**WHAT YOU SHOULD DO:** Read through the entries below and return each line with the word "Biographies".

** Begin DATA ENTRIES **

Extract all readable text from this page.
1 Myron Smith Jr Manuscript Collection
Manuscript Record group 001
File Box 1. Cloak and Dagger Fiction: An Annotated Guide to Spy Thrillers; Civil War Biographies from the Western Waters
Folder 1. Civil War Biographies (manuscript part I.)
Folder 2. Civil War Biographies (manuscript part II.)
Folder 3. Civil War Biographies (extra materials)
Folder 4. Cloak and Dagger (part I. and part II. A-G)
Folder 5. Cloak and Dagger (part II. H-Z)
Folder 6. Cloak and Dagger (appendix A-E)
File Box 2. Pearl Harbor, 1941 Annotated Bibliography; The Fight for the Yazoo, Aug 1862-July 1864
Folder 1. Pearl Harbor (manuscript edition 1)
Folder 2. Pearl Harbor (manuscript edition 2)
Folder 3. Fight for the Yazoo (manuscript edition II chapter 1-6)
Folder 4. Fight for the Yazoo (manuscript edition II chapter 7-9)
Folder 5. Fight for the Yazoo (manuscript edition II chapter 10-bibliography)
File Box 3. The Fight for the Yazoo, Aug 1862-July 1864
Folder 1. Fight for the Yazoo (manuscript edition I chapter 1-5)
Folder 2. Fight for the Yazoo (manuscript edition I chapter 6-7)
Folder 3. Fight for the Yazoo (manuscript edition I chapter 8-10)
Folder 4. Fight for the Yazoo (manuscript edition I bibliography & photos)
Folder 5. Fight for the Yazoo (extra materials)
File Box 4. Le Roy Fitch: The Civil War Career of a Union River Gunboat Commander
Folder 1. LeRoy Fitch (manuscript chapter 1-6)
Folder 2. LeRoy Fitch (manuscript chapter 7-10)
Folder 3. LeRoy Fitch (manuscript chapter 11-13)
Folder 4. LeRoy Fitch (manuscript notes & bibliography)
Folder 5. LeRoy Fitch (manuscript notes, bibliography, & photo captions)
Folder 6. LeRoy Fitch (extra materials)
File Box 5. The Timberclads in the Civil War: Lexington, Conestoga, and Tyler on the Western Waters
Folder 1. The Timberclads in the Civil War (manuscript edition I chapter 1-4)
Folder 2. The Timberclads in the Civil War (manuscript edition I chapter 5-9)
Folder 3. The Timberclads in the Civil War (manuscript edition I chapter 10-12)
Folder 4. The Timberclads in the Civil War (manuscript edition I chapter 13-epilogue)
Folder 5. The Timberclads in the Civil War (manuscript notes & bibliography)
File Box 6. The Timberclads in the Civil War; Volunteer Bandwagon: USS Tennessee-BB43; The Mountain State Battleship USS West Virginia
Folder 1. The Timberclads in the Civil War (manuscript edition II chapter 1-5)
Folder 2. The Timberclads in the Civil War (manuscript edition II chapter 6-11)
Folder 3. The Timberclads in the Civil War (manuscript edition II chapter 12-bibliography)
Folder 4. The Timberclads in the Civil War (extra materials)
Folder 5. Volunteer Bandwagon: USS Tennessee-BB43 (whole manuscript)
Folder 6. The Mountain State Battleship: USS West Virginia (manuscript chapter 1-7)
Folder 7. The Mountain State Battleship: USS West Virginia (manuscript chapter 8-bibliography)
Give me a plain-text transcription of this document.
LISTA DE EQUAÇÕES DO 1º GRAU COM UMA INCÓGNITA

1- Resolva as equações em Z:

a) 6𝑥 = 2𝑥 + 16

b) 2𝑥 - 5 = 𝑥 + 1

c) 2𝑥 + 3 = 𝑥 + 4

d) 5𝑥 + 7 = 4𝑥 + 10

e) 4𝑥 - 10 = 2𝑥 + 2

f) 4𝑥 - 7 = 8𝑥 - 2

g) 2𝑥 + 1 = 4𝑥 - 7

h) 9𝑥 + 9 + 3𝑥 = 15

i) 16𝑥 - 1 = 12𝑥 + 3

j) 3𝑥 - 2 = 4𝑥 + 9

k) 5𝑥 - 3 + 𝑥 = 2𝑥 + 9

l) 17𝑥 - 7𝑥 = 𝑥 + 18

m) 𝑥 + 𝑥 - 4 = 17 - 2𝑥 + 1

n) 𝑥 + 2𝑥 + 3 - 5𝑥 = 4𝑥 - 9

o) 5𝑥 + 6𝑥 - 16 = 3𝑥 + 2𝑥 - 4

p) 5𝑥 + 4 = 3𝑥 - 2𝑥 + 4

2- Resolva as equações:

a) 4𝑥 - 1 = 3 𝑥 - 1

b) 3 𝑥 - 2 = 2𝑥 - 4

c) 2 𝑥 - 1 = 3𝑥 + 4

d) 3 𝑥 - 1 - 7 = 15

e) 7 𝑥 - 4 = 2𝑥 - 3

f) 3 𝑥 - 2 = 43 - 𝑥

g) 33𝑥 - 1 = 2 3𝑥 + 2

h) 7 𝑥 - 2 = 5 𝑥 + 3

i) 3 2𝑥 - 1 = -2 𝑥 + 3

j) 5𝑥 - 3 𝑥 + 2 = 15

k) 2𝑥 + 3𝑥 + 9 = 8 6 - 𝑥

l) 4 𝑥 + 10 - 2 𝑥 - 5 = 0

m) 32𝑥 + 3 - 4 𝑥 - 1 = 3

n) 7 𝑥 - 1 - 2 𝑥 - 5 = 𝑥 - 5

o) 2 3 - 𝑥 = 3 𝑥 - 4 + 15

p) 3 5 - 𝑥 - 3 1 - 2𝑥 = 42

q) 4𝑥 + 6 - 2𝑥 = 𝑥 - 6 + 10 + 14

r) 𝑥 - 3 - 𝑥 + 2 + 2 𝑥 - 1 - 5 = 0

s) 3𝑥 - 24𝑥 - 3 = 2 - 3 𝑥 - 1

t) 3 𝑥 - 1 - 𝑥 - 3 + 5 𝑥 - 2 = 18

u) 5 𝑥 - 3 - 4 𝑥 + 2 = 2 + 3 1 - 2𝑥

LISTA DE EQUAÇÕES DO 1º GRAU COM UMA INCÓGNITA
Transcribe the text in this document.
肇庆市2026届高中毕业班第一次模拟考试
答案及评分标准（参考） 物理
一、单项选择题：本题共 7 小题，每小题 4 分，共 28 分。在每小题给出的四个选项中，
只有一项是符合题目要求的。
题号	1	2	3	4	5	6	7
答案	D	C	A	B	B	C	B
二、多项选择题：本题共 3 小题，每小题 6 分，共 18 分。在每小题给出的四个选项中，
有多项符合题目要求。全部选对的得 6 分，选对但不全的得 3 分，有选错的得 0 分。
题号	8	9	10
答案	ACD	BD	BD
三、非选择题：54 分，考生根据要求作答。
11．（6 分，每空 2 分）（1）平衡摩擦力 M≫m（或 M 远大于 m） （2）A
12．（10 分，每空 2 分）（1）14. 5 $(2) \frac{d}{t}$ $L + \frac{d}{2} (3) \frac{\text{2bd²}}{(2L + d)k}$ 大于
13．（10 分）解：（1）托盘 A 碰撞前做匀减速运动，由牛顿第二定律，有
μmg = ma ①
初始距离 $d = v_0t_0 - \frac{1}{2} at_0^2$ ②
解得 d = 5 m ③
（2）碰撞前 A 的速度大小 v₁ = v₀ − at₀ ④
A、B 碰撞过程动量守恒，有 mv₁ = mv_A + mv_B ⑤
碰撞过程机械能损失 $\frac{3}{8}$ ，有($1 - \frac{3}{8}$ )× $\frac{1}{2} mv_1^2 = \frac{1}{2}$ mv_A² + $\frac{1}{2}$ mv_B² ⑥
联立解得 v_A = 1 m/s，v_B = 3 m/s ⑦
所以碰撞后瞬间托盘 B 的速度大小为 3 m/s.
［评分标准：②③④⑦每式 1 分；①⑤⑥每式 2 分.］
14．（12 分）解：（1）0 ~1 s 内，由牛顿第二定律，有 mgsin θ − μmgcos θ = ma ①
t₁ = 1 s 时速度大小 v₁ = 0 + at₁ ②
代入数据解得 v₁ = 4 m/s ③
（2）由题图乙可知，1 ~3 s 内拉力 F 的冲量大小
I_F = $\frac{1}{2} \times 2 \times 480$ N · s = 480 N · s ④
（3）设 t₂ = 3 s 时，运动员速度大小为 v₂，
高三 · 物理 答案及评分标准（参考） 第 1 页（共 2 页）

** End DATA ENTRIES **

**SOLUTION TO THE EXERCISE:**
File Box 1. Cloak and Dagger Fiction: An Annotated Guide to Spy Thrillers; Civil War Biographies from the Western Waters
Folder 1. Civil War Biographies (manuscript part I.)
Folder 2. Civil War Biographies (manuscript part II.)
Folder 3. Civil War Biographies (extra materials)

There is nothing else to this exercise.